Pick out every line with the word "Studies" and copy it.

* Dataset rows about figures
+ + +

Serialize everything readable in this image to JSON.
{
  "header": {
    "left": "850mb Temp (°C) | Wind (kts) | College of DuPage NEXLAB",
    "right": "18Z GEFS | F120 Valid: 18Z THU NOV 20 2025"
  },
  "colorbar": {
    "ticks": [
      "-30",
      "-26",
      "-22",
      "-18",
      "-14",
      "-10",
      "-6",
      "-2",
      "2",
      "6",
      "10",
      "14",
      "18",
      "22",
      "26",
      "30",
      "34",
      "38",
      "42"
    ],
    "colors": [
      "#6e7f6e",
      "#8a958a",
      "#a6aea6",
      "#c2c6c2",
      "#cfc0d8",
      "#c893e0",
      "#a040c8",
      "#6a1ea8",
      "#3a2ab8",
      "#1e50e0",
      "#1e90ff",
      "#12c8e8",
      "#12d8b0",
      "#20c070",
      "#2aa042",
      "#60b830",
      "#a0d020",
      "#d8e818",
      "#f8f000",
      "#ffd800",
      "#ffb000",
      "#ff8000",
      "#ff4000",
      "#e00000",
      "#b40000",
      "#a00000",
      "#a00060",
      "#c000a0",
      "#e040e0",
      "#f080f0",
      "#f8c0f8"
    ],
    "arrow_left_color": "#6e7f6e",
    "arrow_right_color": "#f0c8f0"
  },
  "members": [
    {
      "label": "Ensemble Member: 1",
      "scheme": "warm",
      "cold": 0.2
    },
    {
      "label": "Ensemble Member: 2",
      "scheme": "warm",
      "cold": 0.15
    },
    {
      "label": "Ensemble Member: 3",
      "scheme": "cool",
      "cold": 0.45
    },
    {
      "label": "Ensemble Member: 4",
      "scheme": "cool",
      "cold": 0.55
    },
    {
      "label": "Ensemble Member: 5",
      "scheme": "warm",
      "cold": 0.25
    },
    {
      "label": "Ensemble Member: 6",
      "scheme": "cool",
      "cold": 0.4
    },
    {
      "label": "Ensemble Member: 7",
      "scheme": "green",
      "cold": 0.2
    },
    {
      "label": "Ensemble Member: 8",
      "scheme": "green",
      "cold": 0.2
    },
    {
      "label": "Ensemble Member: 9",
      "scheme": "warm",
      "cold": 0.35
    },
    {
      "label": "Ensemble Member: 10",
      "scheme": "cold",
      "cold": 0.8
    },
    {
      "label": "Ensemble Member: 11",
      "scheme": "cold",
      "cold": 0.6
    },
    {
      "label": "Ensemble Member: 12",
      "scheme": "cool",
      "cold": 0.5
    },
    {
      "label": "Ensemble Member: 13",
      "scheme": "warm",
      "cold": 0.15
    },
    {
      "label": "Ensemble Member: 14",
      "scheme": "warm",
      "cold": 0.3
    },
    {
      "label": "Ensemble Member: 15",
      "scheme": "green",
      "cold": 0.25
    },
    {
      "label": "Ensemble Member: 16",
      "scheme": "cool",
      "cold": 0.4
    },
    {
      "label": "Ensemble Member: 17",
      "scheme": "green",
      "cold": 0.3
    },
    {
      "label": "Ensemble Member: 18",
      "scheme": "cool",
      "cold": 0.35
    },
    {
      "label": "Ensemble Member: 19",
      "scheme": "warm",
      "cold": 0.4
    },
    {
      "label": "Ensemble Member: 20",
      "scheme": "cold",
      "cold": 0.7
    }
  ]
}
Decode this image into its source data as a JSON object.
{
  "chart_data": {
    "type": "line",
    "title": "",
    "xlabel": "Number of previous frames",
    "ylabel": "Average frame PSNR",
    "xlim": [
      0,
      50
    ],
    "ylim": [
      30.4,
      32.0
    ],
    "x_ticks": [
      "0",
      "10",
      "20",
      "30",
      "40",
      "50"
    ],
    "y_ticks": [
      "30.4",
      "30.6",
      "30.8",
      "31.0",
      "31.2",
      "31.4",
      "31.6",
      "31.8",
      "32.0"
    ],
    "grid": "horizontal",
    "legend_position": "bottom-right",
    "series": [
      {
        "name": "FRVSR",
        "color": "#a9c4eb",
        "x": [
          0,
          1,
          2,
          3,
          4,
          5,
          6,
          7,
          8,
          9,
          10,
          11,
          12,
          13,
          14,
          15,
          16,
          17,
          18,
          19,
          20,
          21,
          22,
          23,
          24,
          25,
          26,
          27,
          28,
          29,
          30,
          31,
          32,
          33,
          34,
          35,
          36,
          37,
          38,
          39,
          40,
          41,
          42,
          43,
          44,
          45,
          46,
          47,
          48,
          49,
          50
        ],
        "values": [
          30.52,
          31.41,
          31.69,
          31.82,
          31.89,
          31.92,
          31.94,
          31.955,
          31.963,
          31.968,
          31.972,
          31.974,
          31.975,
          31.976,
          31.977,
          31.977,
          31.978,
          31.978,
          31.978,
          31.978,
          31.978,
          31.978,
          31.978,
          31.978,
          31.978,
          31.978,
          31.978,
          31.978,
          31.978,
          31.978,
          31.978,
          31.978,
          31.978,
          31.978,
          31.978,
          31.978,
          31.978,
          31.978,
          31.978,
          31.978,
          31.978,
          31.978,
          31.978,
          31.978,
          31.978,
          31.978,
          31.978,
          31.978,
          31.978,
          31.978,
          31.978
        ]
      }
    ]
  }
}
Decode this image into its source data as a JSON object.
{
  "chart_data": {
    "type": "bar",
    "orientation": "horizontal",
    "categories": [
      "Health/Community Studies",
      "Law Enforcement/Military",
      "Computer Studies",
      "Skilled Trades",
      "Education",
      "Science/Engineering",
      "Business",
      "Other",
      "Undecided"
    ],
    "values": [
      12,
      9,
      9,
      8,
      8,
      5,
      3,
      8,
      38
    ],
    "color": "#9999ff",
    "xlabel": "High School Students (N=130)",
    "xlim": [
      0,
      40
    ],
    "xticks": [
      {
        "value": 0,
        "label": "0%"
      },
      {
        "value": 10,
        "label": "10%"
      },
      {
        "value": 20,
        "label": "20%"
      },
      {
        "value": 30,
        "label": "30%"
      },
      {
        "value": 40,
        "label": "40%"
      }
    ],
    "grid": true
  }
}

+ + +

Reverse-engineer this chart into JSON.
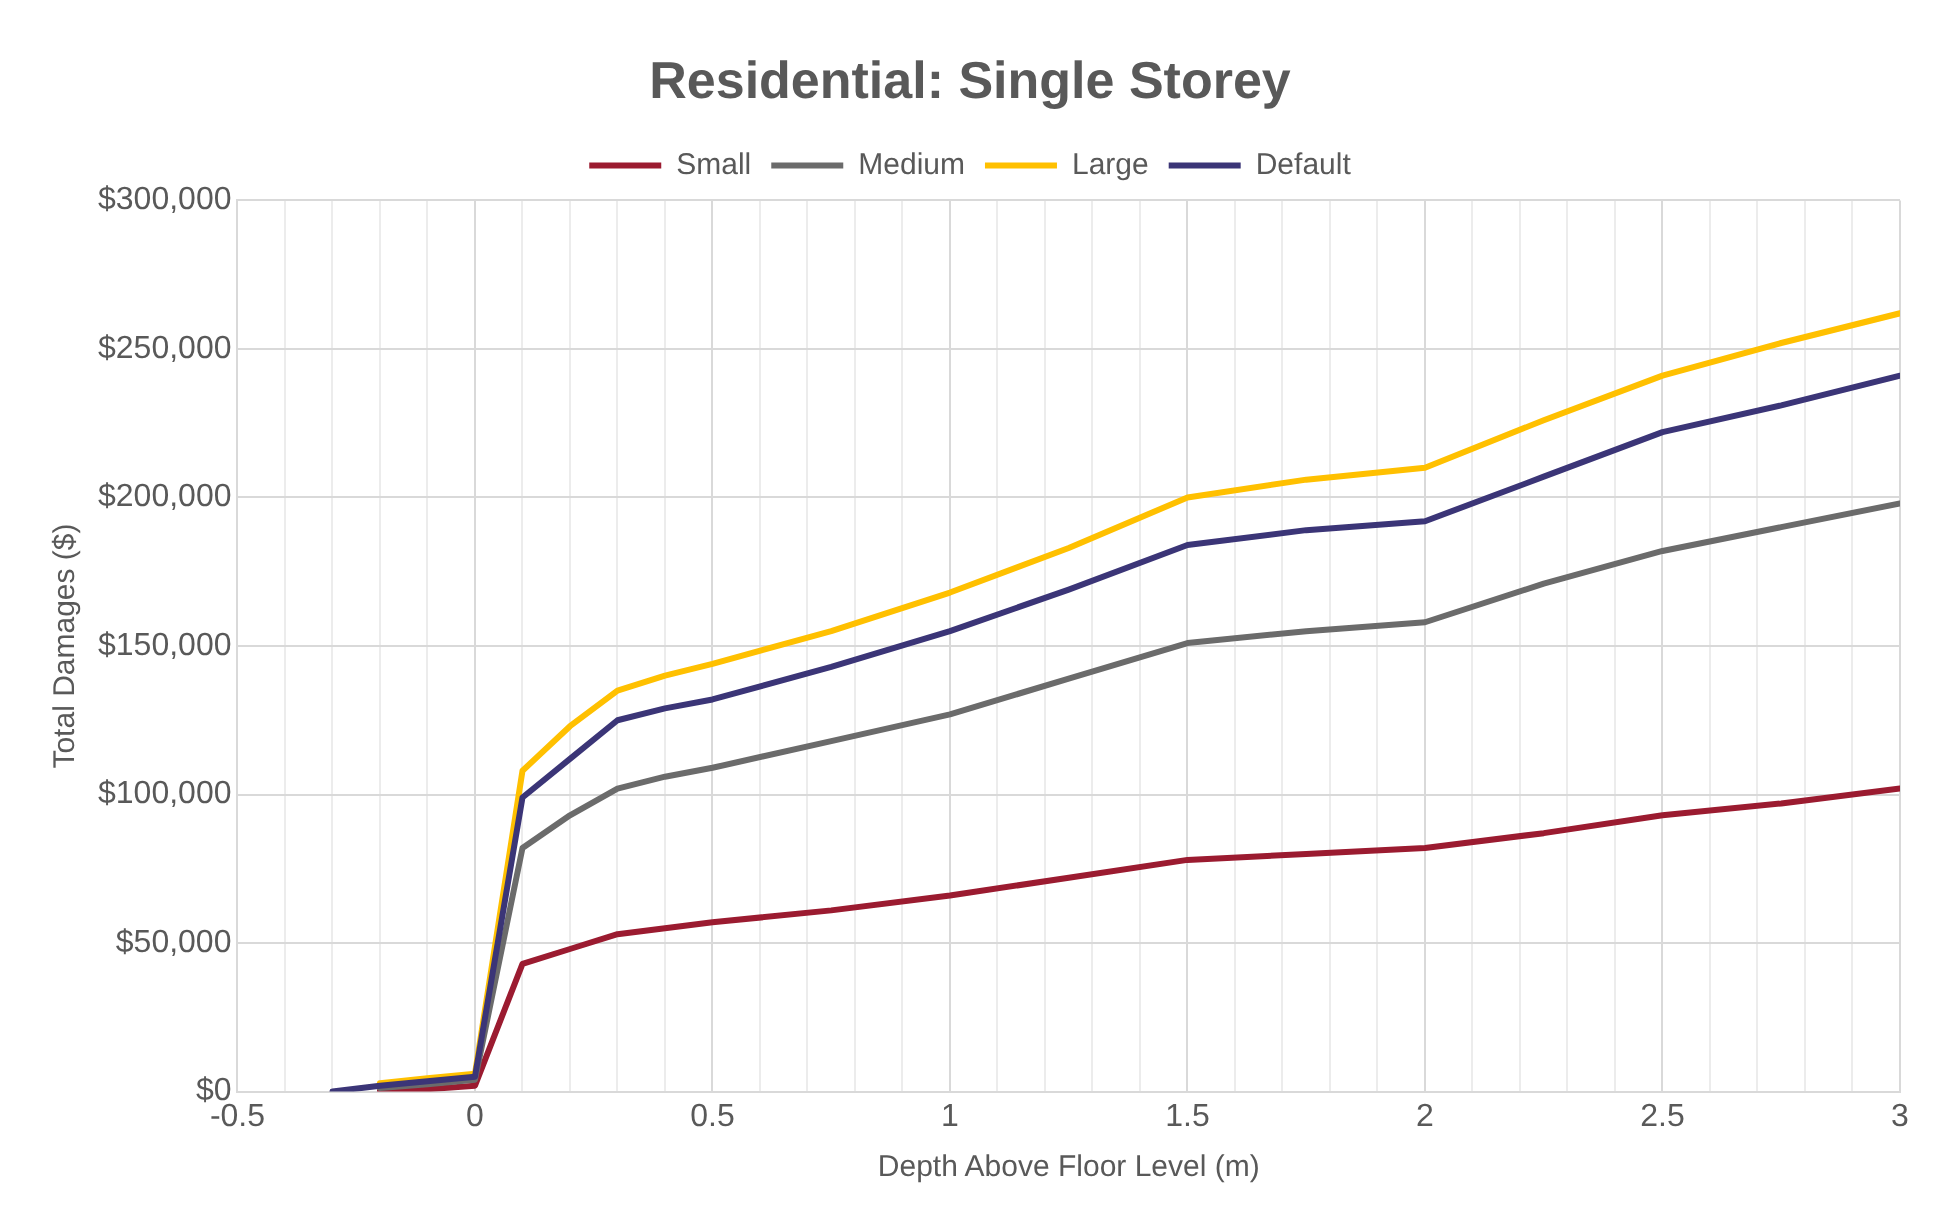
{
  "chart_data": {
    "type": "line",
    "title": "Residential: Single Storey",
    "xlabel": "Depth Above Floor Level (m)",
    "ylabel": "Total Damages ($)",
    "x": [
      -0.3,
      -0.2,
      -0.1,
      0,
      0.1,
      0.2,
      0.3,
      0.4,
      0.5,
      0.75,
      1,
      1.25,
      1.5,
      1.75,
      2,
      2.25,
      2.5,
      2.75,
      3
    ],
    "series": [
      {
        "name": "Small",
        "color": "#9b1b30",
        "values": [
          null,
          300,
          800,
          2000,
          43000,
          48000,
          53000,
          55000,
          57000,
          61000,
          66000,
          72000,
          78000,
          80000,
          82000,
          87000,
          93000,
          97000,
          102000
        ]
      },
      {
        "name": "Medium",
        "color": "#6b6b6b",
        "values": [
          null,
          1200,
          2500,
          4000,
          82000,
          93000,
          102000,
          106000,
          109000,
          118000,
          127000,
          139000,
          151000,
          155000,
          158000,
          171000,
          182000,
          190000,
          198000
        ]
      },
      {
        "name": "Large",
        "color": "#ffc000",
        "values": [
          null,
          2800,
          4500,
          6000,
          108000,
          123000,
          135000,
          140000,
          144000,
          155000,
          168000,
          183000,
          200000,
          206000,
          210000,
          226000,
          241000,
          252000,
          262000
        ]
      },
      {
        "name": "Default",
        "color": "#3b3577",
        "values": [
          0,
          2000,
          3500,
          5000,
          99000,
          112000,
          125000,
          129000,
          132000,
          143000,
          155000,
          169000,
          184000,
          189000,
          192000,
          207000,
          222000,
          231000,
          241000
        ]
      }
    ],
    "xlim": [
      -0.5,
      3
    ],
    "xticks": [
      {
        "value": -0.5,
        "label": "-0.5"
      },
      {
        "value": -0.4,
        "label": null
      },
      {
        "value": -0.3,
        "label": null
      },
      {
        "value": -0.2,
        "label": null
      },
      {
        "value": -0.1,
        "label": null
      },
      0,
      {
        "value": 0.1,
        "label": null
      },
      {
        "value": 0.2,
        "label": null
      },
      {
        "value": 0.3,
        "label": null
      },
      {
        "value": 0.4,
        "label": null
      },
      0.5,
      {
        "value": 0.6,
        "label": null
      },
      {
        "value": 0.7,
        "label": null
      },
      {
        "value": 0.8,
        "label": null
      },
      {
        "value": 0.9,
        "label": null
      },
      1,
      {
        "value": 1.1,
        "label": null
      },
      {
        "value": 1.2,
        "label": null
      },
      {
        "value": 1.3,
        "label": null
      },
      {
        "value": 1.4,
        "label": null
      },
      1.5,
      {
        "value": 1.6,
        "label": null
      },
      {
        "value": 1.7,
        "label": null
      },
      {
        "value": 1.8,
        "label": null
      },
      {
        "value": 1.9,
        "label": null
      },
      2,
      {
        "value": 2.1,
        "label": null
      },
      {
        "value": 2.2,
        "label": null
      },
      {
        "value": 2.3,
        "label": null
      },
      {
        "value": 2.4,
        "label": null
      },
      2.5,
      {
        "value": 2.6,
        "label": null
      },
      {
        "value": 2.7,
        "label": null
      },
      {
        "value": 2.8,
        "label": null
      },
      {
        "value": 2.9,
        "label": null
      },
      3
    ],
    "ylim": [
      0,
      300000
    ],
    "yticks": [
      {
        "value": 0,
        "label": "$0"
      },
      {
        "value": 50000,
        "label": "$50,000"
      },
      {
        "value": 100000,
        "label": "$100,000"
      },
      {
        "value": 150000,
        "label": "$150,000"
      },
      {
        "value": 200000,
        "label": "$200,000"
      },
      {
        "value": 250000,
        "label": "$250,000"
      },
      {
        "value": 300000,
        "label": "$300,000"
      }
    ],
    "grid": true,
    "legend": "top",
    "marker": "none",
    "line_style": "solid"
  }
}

+ + +

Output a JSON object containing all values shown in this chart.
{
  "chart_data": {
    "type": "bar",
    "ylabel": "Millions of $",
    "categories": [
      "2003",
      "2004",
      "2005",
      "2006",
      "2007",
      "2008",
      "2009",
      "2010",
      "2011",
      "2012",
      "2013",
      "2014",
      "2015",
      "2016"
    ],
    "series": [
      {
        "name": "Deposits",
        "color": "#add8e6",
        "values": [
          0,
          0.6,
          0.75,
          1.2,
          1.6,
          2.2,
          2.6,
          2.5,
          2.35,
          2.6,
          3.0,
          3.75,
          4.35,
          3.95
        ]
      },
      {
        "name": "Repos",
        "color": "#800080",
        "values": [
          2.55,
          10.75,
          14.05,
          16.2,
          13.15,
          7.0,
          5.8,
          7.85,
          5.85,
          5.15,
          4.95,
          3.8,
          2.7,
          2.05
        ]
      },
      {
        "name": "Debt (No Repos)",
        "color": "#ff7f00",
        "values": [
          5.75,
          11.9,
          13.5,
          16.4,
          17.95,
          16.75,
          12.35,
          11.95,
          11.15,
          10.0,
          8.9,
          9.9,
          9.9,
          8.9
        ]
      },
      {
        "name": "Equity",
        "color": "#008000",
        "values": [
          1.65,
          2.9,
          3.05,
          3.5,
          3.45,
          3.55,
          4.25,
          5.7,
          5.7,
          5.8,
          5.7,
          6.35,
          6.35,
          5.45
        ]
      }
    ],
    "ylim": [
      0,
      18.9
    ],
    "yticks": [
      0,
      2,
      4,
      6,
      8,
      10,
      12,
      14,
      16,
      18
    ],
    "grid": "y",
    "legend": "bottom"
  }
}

+ + +

* Result of the exercise
      "Health/Community Studies",
      "Computer Studies",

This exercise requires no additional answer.